- Aim of the task
Every line below that contains "Inspect" is to be copied.

(Data listing)

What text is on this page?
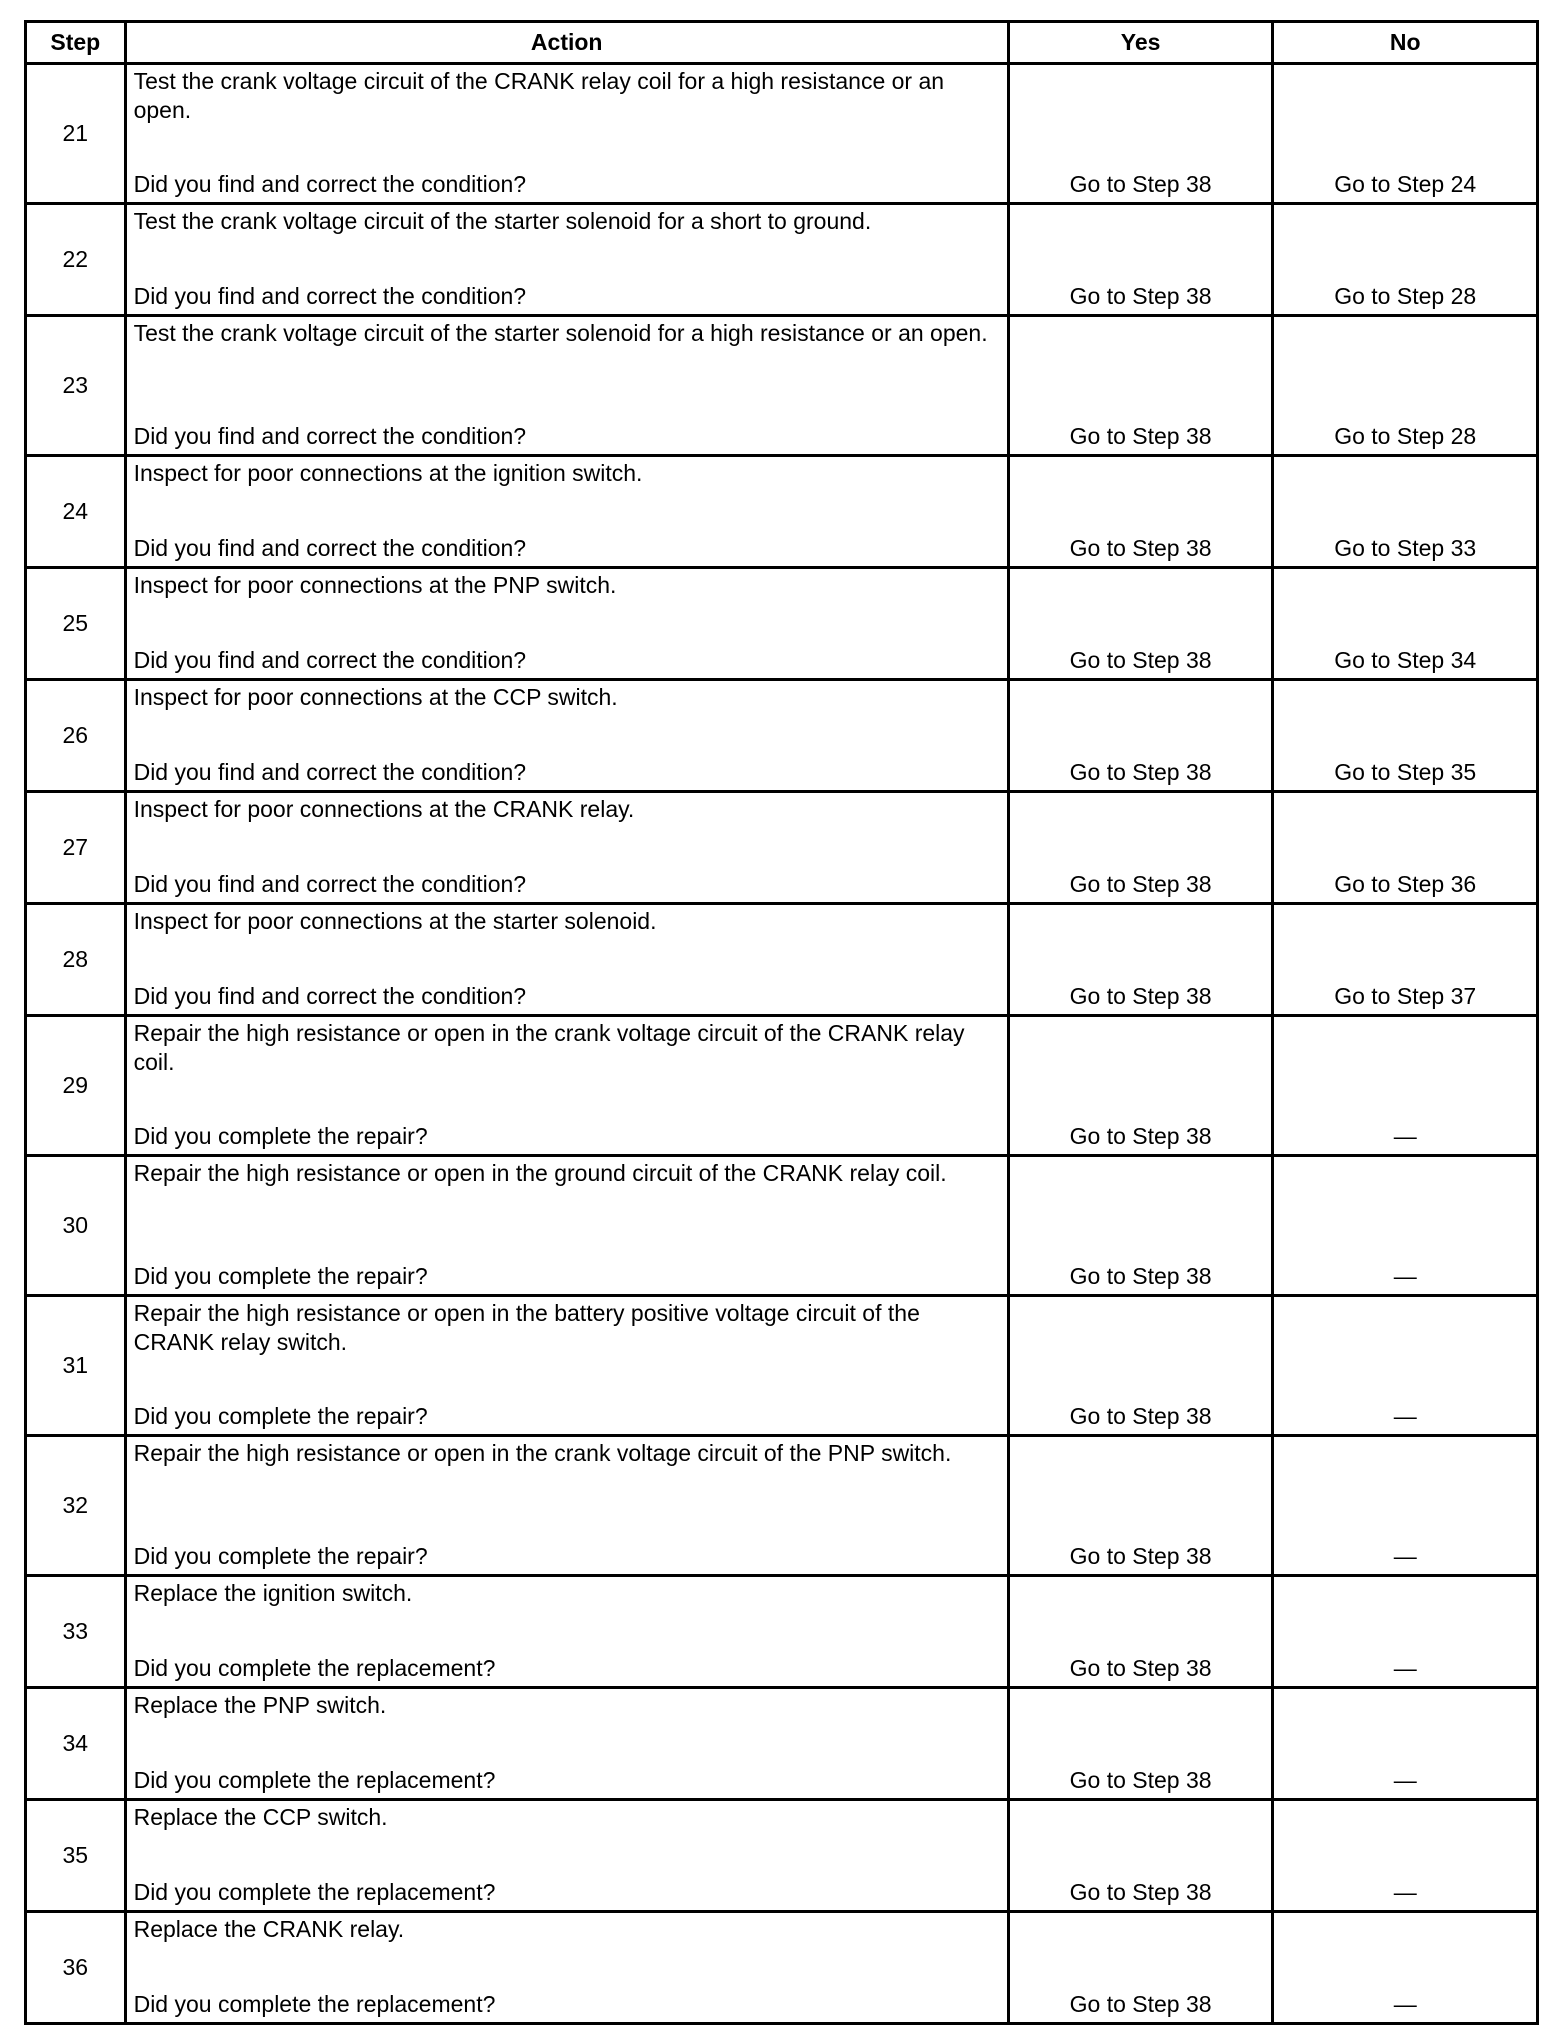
Step	Action	Yes	No
21	Test the crank voltage circuit of the CRANK relay coil for a high resistance or an open.
Did you find and correct the condition?	Go to Step 38	Go to Step 24

22	Test the crank voltage circuit of the starter solenoid for a short to ground.
Did you find and correct the condition?	Go to Step 38	Go to Step 28

23	Test the crank voltage circuit of the starter solenoid for a high resistance or an open.
Did you find and correct the condition?	Go to Step 38	Go to Step 28

24	Inspect for poor connections at the ignition switch.
Did you find and correct the condition?	Go to Step 38	Go to Step 33

25	Inspect for poor connections at the PNP switch.
Did you find and correct the condition?	Go to Step 38	Go to Step 34

26	Inspect for poor connections at the CCP switch.
Did you find and correct the condition?	Go to Step 38	Go to Step 35

27	Inspect for poor connections at the CRANK relay.
Did you find and correct the condition?	Go to Step 38	Go to Step 36

28	Inspect for poor connections at the starter solenoid.
Did you find and correct the condition?	Go to Step 38	Go to Step 37

29	Repair the high resistance or open in the crank voltage circuit of the CRANK relay coil.
Did you complete the repair?	Go to Step 38	—

30	Repair the high resistance or open in the ground circuit of the CRANK relay coil.
Did you complete the repair?	Go to Step 38	—

31	Repair the high resistance or open in the battery positive voltage circuit of the CRANK relay switch.
Did you complete the repair?	Go to Step 38	—

32	Repair the high resistance or open in the crank voltage circuit of the PNP switch.
Did you complete the repair?	Go to Step 38	—

33	Replace the ignition switch.
Did you complete the replacement?	Go to Step 38	—

34	Replace the PNP switch.
Did you complete the replacement?	Go to Step 38	—

35	Replace the CCP switch.
Did you complete the replacement?	Go to Step 38	—

36	Replace the CRANK relay.
Did you complete the replacement?	Go to Step 38	—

- Solution to this task
24	Inspect for poor connections at the ignition switch.
25	Inspect for poor connections at the PNP switch.
26	Inspect for poor connections at the CCP switch.
27	Inspect for poor connections at the CRANK relay.
28	Inspect for poor connections at the starter solenoid.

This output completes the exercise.